:: EXERCISE DIRECTIONS ::
Repeat the data below exactly, dropping any pictures it holds.

:: Figure record listings ::
>>>
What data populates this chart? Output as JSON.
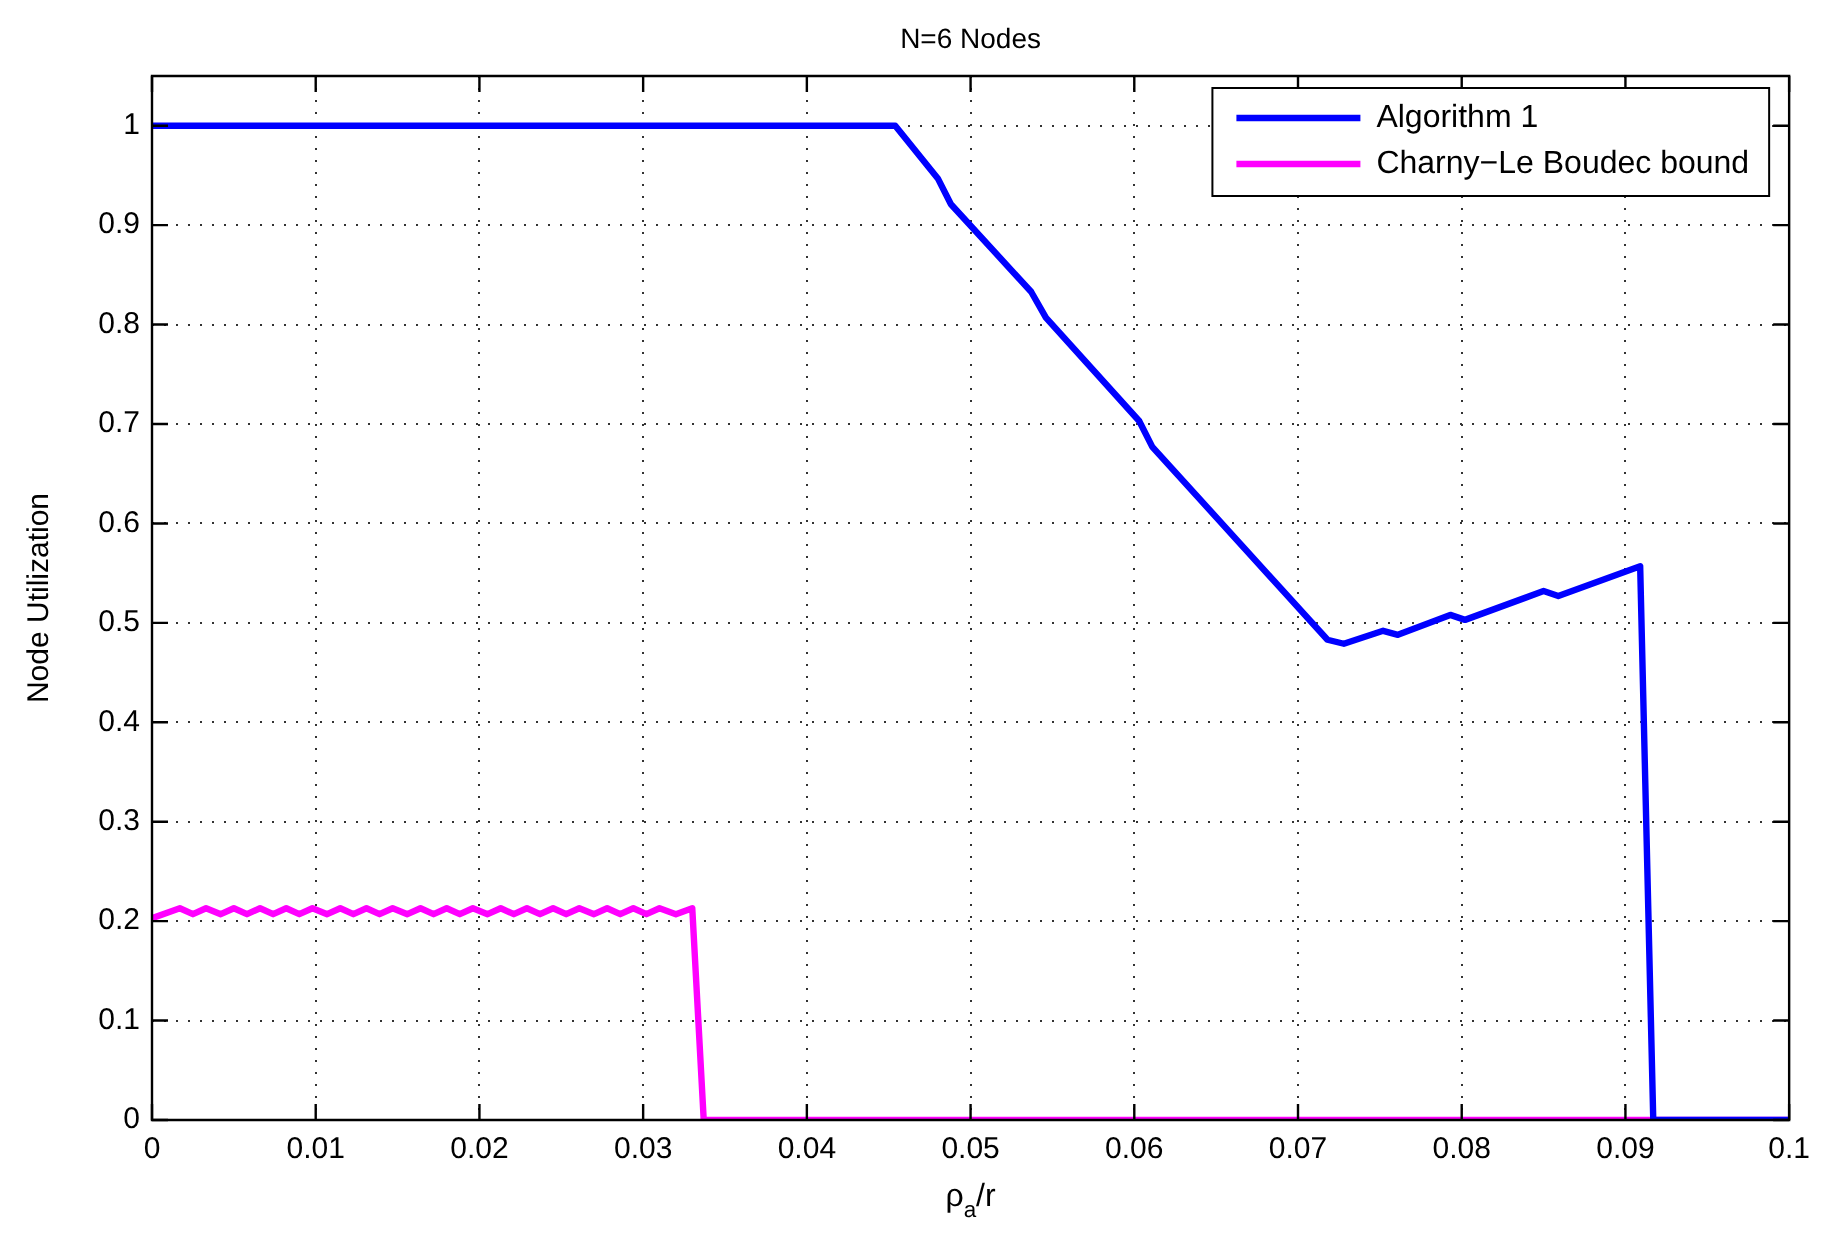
{
  "chart_data": {
    "type": "line",
    "title": "N=6 Nodes",
    "xlabel": "ρ$_{a}$/r",
    "ylabel": "Node Utilization",
    "xlim": [
      0,
      0.1
    ],
    "xticks": [
      0,
      0.01,
      0.02,
      0.03,
      0.04,
      0.05,
      0.06,
      0.07,
      0.08,
      0.09,
      0.1
    ],
    "ylim": [
      0,
      1.05
    ],
    "yticks": [
      0,
      0.1,
      0.2,
      0.3,
      0.4,
      0.5,
      0.6,
      0.7,
      0.8,
      0.9,
      1
    ],
    "grid": true,
    "legend": "top right",
    "marker": "none",
    "line_style": "solid",
    "series": [
      {
        "name": "Algorithm 1",
        "color": "#0000ff",
        "x": [
          0,
          0.0454,
          0.048,
          0.0488,
          0.0537,
          0.0546,
          0.0603,
          0.0611,
          0.0718,
          0.0728,
          0.0752,
          0.0761,
          0.0793,
          0.0802,
          0.085,
          0.0859,
          0.0909,
          0.0917,
          0.1
        ],
        "values": [
          1,
          1,
          0.947,
          0.921,
          0.833,
          0.807,
          0.703,
          0.677,
          0.483,
          0.479,
          0.492,
          0.488,
          0.508,
          0.503,
          0.532,
          0.527,
          0.557,
          0,
          0
        ]
      },
      {
        "name": "Charny−Le Boudec bound",
        "color": "#ff00ff",
        "x": [
          0,
          0.0017,
          0.0025,
          0.0033,
          0.0042,
          0.005,
          0.0058,
          0.0066,
          0.0074,
          0.0082,
          0.009,
          0.0098,
          0.0107,
          0.0115,
          0.0123,
          0.0131,
          0.0139,
          0.0147,
          0.0156,
          0.0164,
          0.0172,
          0.018,
          0.0188,
          0.0196,
          0.0205,
          0.0213,
          0.0221,
          0.0229,
          0.0237,
          0.0245,
          0.0253,
          0.0261,
          0.027,
          0.0278,
          0.0286,
          0.0294,
          0.0302,
          0.031,
          0.032,
          0.033,
          0.0337,
          0.1
        ],
        "values": [
          0.203,
          0.213,
          0.207,
          0.213,
          0.207,
          0.213,
          0.207,
          0.213,
          0.207,
          0.213,
          0.207,
          0.213,
          0.207,
          0.213,
          0.207,
          0.213,
          0.207,
          0.213,
          0.207,
          0.213,
          0.207,
          0.213,
          0.207,
          0.213,
          0.207,
          0.213,
          0.207,
          0.213,
          0.207,
          0.213,
          0.207,
          0.213,
          0.207,
          0.213,
          0.207,
          0.213,
          0.207,
          0.213,
          0.207,
          0.213,
          0,
          0
        ]
      }
    ]
  }
}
<<<
:: WRITTEN SOLUTION ::
What data populates this chart? Output as JSON.
{
  "chart_data": {
    "type": "line",
    "title": "N=6 Nodes",
    "xlabel": "ρ$_{a}$/r",
    "ylabel": "Node Utilization",
    "xlim": [
      0,
      0.1
    ],
    "xticks": [
      0,
      0.01,
      0.02,
      0.03,
      0.04,
      0.05,
      0.06,
      0.07,
      0.08,
      0.09,
      0.1
    ],
    "ylim": [
      0,
      1.05
    ],
    "yticks": [
      0,
      0.1,
      0.2,
      0.3,
      0.4,
      0.5,
      0.6,
      0.7,
      0.8,
      0.9,
      1
    ],
    "grid": true,
    "legend": "top right",
    "marker": "none",
    "line_style": "solid",
    "series": [
      {
        "name": "Algorithm 1",
        "color": "#0000ff",
        "x": [
          0,
          0.0454,
          0.048,
          0.0488,
          0.0537,
          0.0546,
          0.0603,
          0.0611,
          0.0718,
          0.0728,
          0.0752,
          0.0761,
          0.0793,
          0.0802,
          0.085,
          0.0859,
          0.0909,
          0.0917,
          0.1
        ],
        "values": [
          1,
          1,
          0.947,
          0.921,
          0.833,
          0.807,
          0.703,
          0.677,
          0.483,
          0.479,
          0.492,
          0.488,
          0.508,
          0.503,
          0.532,
          0.527,
          0.557,
          0,
          0
        ]
      },
      {
        "name": "Charny−Le Boudec bound",
        "color": "#ff00ff",
        "x": [
          0,
          0.0017,
          0.0025,
          0.0033,
          0.0042,
          0.005,
          0.0058,
          0.0066,
          0.0074,
          0.0082,
          0.009,
          0.0098,
          0.0107,
          0.0115,
          0.0123,
          0.0131,
          0.0139,
          0.0147,
          0.0156,
          0.0164,
          0.0172,
          0.018,
          0.0188,
          0.0196,
          0.0205,
          0.0213,
          0.0221,
          0.0229,
          0.0237,
          0.0245,
          0.0253,
          0.0261,
          0.027,
          0.0278,
          0.0286,
          0.0294,
          0.0302,
          0.031,
          0.032,
          0.033,
          0.0337,
          0.1
        ],
        "values": [
          0.203,
          0.213,
          0.207,
          0.213,
          0.207,
          0.213,
          0.207,
          0.213,
          0.207,
          0.213,
          0.207,
          0.213,
          0.207,
          0.213,
          0.207,
          0.213,
          0.207,
          0.213,
          0.207,
          0.213,
          0.207,
          0.213,
          0.207,
          0.213,
          0.207,
          0.213,
          0.207,
          0.213,
          0.207,
          0.213,
          0.207,
          0.213,
          0.207,
          0.213,
          0.207,
          0.213,
          0.207,
          0.213,
          0.207,
          0.213,
          0,
          0
        ]
      }
    ]
  }
}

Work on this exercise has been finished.